• [What the task asks] From the entries below, copy out every line with "JSON" in it.

• [Record list]
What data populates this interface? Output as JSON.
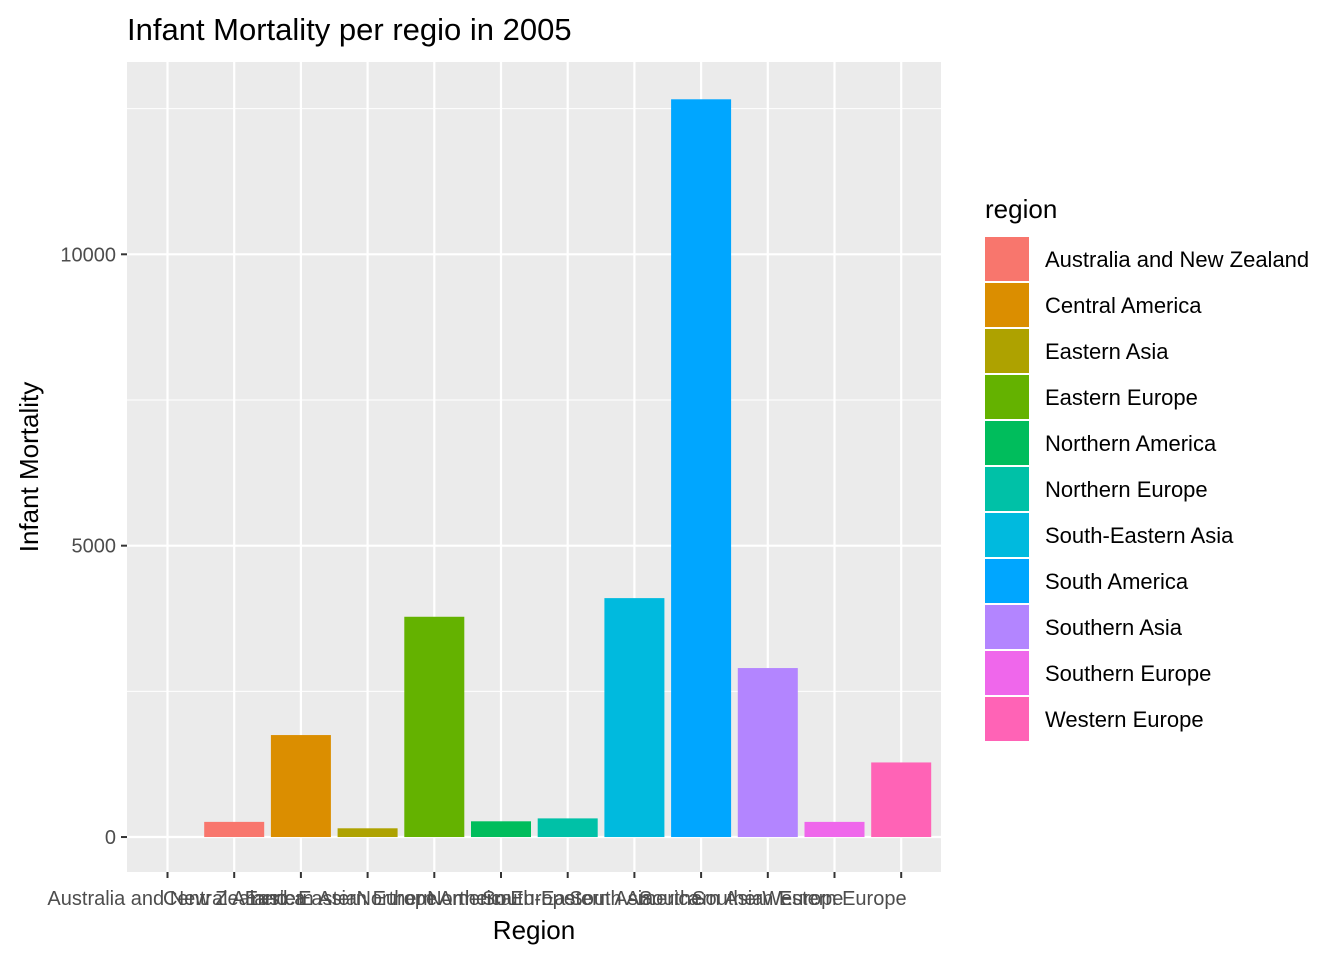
{
  "chart_data": {
    "type": "bar",
    "title": "Infant Mortality per regio in 2005",
    "xlabel": "Region",
    "ylabel": "Infant Mortality",
    "categories": [
      "Australia and New Zealand",
      "Central America",
      "Eastern Asia",
      "Eastern Europe",
      "Northern America",
      "Northern Europe",
      "South-Eastern Asia",
      "South America",
      "Southern Asia",
      "Southern Europe",
      "Western Europe"
    ],
    "x_ticks": [
      "Australia and New Zealand",
      "Central America",
      "Eastern Asia",
      "Eastern Europe",
      "Northern America",
      "Northern Europe",
      "South-Eastern Asia",
      "South America",
      "Southern Asia",
      "Southern Europe",
      "Western Europe",
      ""
    ],
    "bar_positions": [
      2,
      3,
      4,
      5,
      6,
      7,
      8,
      9,
      10,
      11,
      12
    ],
    "values": [
      260,
      1750,
      150,
      3780,
      270,
      320,
      4100,
      12660,
      2900,
      260,
      1280
    ],
    "colors": [
      "#F8766D",
      "#DB8E00",
      "#AEA200",
      "#64B200",
      "#00BD5C",
      "#00C1A7",
      "#00BADE",
      "#00A6FF",
      "#B385FF",
      "#EF67EB",
      "#FF63B6"
    ],
    "ylim": [
      -600,
      13300
    ],
    "yticks": [
      0,
      5000,
      10000
    ],
    "legend": {
      "title": "region",
      "position": "right"
    },
    "grid": true
  }
}
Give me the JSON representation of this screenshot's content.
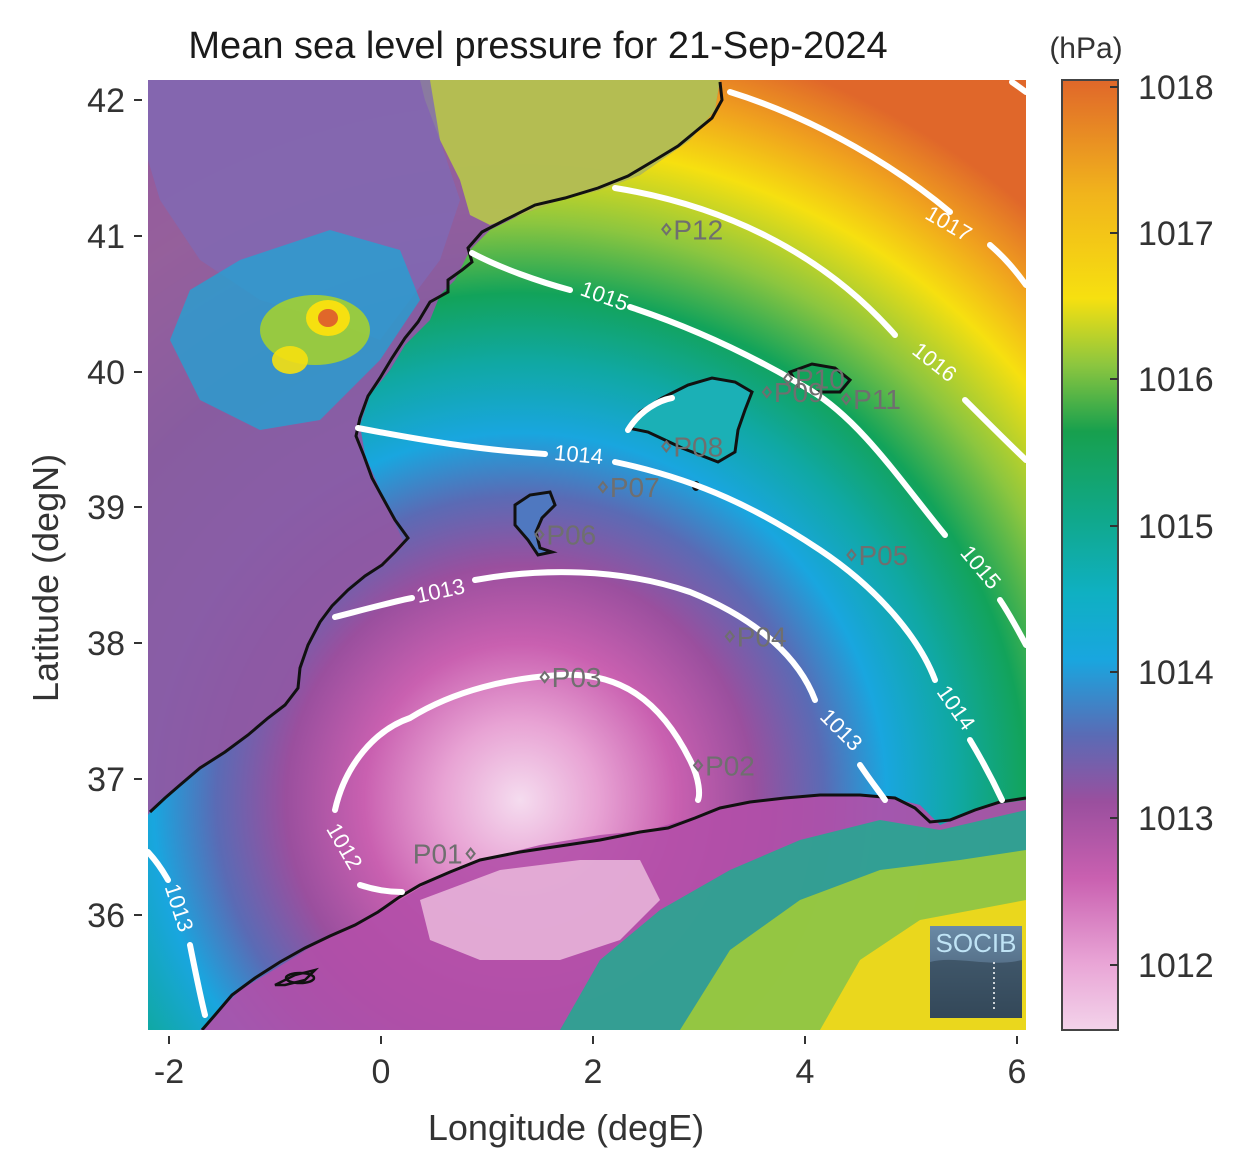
{
  "title": "Mean sea level pressure for 21-Sep-2024",
  "xlabel": "Longitude (degE)",
  "ylabel": "Latitude (degN)",
  "colorbar_unit": "(hPa)",
  "logo_text": "SOCIB",
  "axes": {
    "x_ticks": [
      "-2",
      "0",
      "2",
      "4",
      "6"
    ],
    "y_ticks": [
      "42",
      "41",
      "40",
      "39",
      "38",
      "37",
      "36"
    ],
    "colorbar_ticks": [
      "1018",
      "1017",
      "1016",
      "1015",
      "1014",
      "1013",
      "1012"
    ]
  },
  "contour_labels": [
    {
      "text": "1017"
    },
    {
      "text": "1016"
    },
    {
      "text": "1015"
    },
    {
      "text": "1015"
    },
    {
      "text": "1014"
    },
    {
      "text": "1014"
    },
    {
      "text": "1013"
    },
    {
      "text": "1013"
    },
    {
      "text": "1012"
    },
    {
      "text": "1013"
    }
  ],
  "chart_data": {
    "type": "heatmap",
    "title": "Mean sea level pressure for 21-Sep-2024",
    "xlabel": "Longitude (degE)",
    "ylabel": "Latitude (degN)",
    "xlim": [
      -2.2,
      6.1
    ],
    "ylim": [
      35.2,
      42.2
    ],
    "colorbar": {
      "label": "(hPa)",
      "range": [
        1011.6,
        1018.1
      ],
      "ticks": [
        1012,
        1013,
        1014,
        1015,
        1016,
        1017,
        1018
      ]
    },
    "colors": {
      "low": "#f3d3ea",
      "mid_low": "#9a4f9e",
      "mid": "#19a6df",
      "mid_high": "#17a04e",
      "high_mid": "#f6e010",
      "high": "#e0672a"
    },
    "contour_levels": [
      1012,
      1013,
      1014,
      1015,
      1016,
      1017
    ],
    "stations": [
      {
        "name": "P01",
        "lon": 0.85,
        "lat": 36.5
      },
      {
        "name": "P02",
        "lon": 3.0,
        "lat": 37.15
      },
      {
        "name": "P03",
        "lon": 1.55,
        "lat": 37.8
      },
      {
        "name": "P04",
        "lon": 3.3,
        "lat": 38.1
      },
      {
        "name": "P05",
        "lon": 4.45,
        "lat": 38.7
      },
      {
        "name": "P06",
        "lon": 1.5,
        "lat": 38.85
      },
      {
        "name": "P07",
        "lon": 2.1,
        "lat": 39.2
      },
      {
        "name": "P08",
        "lon": 2.7,
        "lat": 39.5
      },
      {
        "name": "P09",
        "lon": 3.65,
        "lat": 39.9
      },
      {
        "name": "P10",
        "lon": 3.85,
        "lat": 40.0
      },
      {
        "name": "P11",
        "lon": 4.4,
        "lat": 39.85
      },
      {
        "name": "P12",
        "lon": 2.7,
        "lat": 41.1
      }
    ]
  }
}
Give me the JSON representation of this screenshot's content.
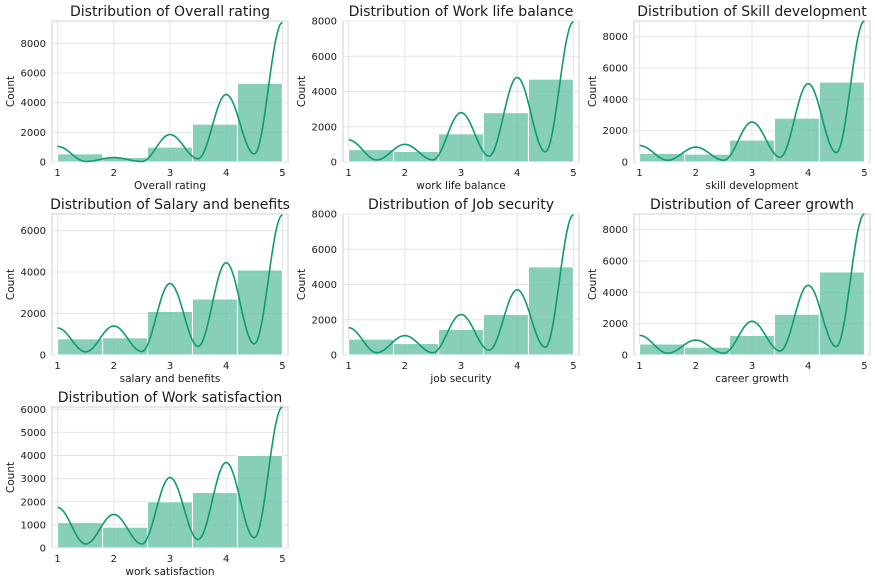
{
  "colors": {
    "bar_fill": "#66c2a5",
    "bar_opacity": 0.78,
    "kde_line": "#109a73",
    "grid": "#e4e4e4",
    "axes_edge": "#d0d0d0"
  },
  "chart_data": [
    {
      "type": "bar",
      "title": "Distribution of Overall rating",
      "xlabel": "Overall rating",
      "ylabel": "Count",
      "x": [
        1,
        2,
        3,
        4,
        5
      ],
      "values": [
        550,
        300,
        1000,
        2550,
        5300
      ],
      "xlim": [
        0.9,
        5.1
      ],
      "ylim": [
        0,
        9500
      ],
      "yticks": [
        0,
        2000,
        4000,
        6000,
        8000
      ],
      "kde": [
        1050,
        300,
        1850,
        4550,
        9400
      ],
      "grid": true
    },
    {
      "type": "bar",
      "title": "Distribution of Work life balance",
      "xlabel": "work life balance",
      "ylabel": "Count",
      "x": [
        1,
        2,
        3,
        4,
        5
      ],
      "values": [
        700,
        600,
        1600,
        2800,
        4700
      ],
      "xlim": [
        0.9,
        5.1
      ],
      "ylim": [
        0,
        8000
      ],
      "yticks": [
        0,
        2000,
        4000,
        6000,
        8000
      ],
      "kde": [
        1250,
        1000,
        2800,
        4800,
        7950
      ],
      "grid": true
    },
    {
      "type": "bar",
      "title": "Distribution of Skill development",
      "xlabel": "skill development",
      "ylabel": "Count",
      "x": [
        1,
        2,
        3,
        4,
        5
      ],
      "values": [
        550,
        500,
        1400,
        2800,
        5100
      ],
      "xlim": [
        0.9,
        5.1
      ],
      "ylim": [
        0,
        9000
      ],
      "yticks": [
        0,
        2000,
        4000,
        6000,
        8000
      ],
      "kde": [
        1050,
        950,
        2550,
        5000,
        9000
      ],
      "grid": true
    },
    {
      "type": "bar",
      "title": "Distribution of Salary and benefits",
      "xlabel": "salary and benefits",
      "ylabel": "Count",
      "x": [
        1,
        2,
        3,
        4,
        5
      ],
      "values": [
        780,
        830,
        2100,
        2700,
        4100
      ],
      "xlim": [
        0.9,
        5.1
      ],
      "ylim": [
        0,
        6800
      ],
      "yticks": [
        0,
        2000,
        4000,
        6000
      ],
      "kde": [
        1300,
        1400,
        3450,
        4450,
        6750
      ],
      "grid": true
    },
    {
      "type": "bar",
      "title": "Distribution of Job security",
      "xlabel": "job security",
      "ylabel": "Count",
      "x": [
        1,
        2,
        3,
        4,
        5
      ],
      "values": [
        900,
        650,
        1450,
        2300,
        5000
      ],
      "xlim": [
        0.9,
        5.1
      ],
      "ylim": [
        0,
        8000
      ],
      "yticks": [
        0,
        2000,
        4000,
        6000,
        8000
      ],
      "kde": [
        1550,
        1100,
        2300,
        3700,
        7950
      ],
      "grid": true
    },
    {
      "type": "bar",
      "title": "Distribution of Career growth",
      "xlabel": "career growth",
      "ylabel": "Count",
      "x": [
        1,
        2,
        3,
        4,
        5
      ],
      "values": [
        700,
        500,
        1250,
        2600,
        5300
      ],
      "xlim": [
        0.9,
        5.1
      ],
      "ylim": [
        0,
        9000
      ],
      "yticks": [
        0,
        2000,
        4000,
        6000,
        8000
      ],
      "kde": [
        1250,
        950,
        2150,
        4450,
        9000
      ],
      "grid": true
    },
    {
      "type": "bar",
      "title": "Distribution of Work satisfaction",
      "xlabel": "work satisfaction",
      "ylabel": "Count",
      "x": [
        1,
        2,
        3,
        4,
        5
      ],
      "values": [
        1100,
        900,
        2000,
        2400,
        4000
      ],
      "xlim": [
        0.9,
        5.1
      ],
      "ylim": [
        0,
        6100
      ],
      "yticks": [
        0,
        1000,
        2000,
        3000,
        4000,
        5000,
        6000
      ],
      "kde": [
        1750,
        1450,
        3050,
        3700,
        6100
      ],
      "grid": true
    }
  ]
}
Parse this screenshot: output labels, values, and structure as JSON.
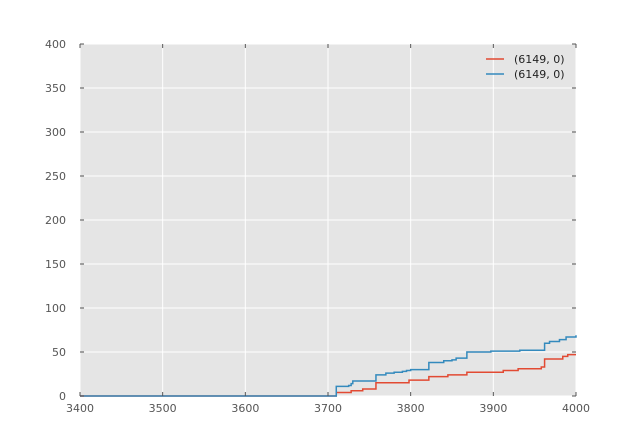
{
  "chart_data": {
    "type": "line",
    "xlim": [
      3400,
      4000
    ],
    "ylim": [
      0,
      400
    ],
    "x_ticks": [
      3400,
      3500,
      3600,
      3700,
      3800,
      3900,
      4000
    ],
    "y_ticks": [
      0,
      50,
      100,
      150,
      200,
      250,
      300,
      350,
      400
    ],
    "grid": true,
    "legend_position": "top-right",
    "title": "",
    "xlabel": "",
    "ylabel": "",
    "colors": {
      "background": "#e5e5e5",
      "grid": "#ffffff"
    },
    "series": [
      {
        "name": "(6149, 0)",
        "color": "#e24a33",
        "step": true,
        "points": [
          [
            3400,
            0
          ],
          [
            3710,
            0
          ],
          [
            3710,
            4
          ],
          [
            3725,
            4
          ],
          [
            3728,
            6
          ],
          [
            3742,
            8
          ],
          [
            3755,
            8
          ],
          [
            3758,
            15
          ],
          [
            3798,
            18
          ],
          [
            3822,
            22
          ],
          [
            3845,
            24
          ],
          [
            3868,
            27
          ],
          [
            3912,
            29
          ],
          [
            3930,
            31
          ],
          [
            3958,
            33
          ],
          [
            3962,
            42
          ],
          [
            3984,
            45
          ],
          [
            3990,
            47
          ],
          [
            4000,
            47
          ]
        ]
      },
      {
        "name": "(6149, 0)",
        "color": "#348abd",
        "step": true,
        "points": [
          [
            3400,
            0
          ],
          [
            3709,
            0
          ],
          [
            3710,
            11
          ],
          [
            3725,
            12
          ],
          [
            3728,
            14
          ],
          [
            3730,
            17
          ],
          [
            3754,
            17
          ],
          [
            3758,
            24
          ],
          [
            3770,
            26
          ],
          [
            3780,
            27
          ],
          [
            3790,
            28
          ],
          [
            3795,
            29
          ],
          [
            3800,
            30
          ],
          [
            3821,
            30
          ],
          [
            3822,
            38
          ],
          [
            3840,
            40
          ],
          [
            3850,
            41
          ],
          [
            3855,
            43
          ],
          [
            3868,
            50
          ],
          [
            3897,
            51
          ],
          [
            3932,
            52
          ],
          [
            3960,
            52
          ],
          [
            3962,
            60
          ],
          [
            3968,
            62
          ],
          [
            3980,
            64
          ],
          [
            3988,
            67
          ],
          [
            4000,
            69
          ]
        ]
      }
    ]
  }
}
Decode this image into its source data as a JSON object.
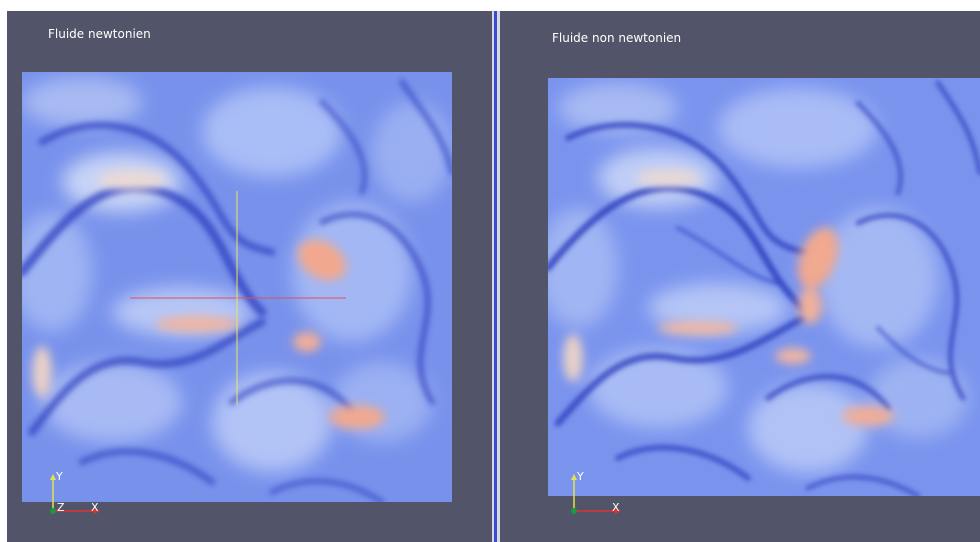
{
  "views": {
    "left": {
      "title": "Fluide newtonien",
      "axes": {
        "x": "X",
        "y": "Y",
        "z": "Z"
      }
    },
    "right": {
      "title": "Fluide non newtonien",
      "axes": {
        "x": "X",
        "y": "Y",
        "z": "Z"
      }
    }
  },
  "colors": {
    "background": "#525569",
    "field_low": "#2f3fc0",
    "field_mid": "#7d98f0",
    "field_high": "#f4a484",
    "splitter_active": "#3a4ad8",
    "probe_horizontal": "#e0505a",
    "probe_vertical": "#e8e860"
  }
}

• [Correct response]
What data populates this interface? Output as JSON.
Give me the JSON representation of this screenshot's content.
Give me the JSON representation of this screenshot's content.
Parse this screenshot: output labels, values, and structure as JSON.
Decode this image into its source data as a JSON object.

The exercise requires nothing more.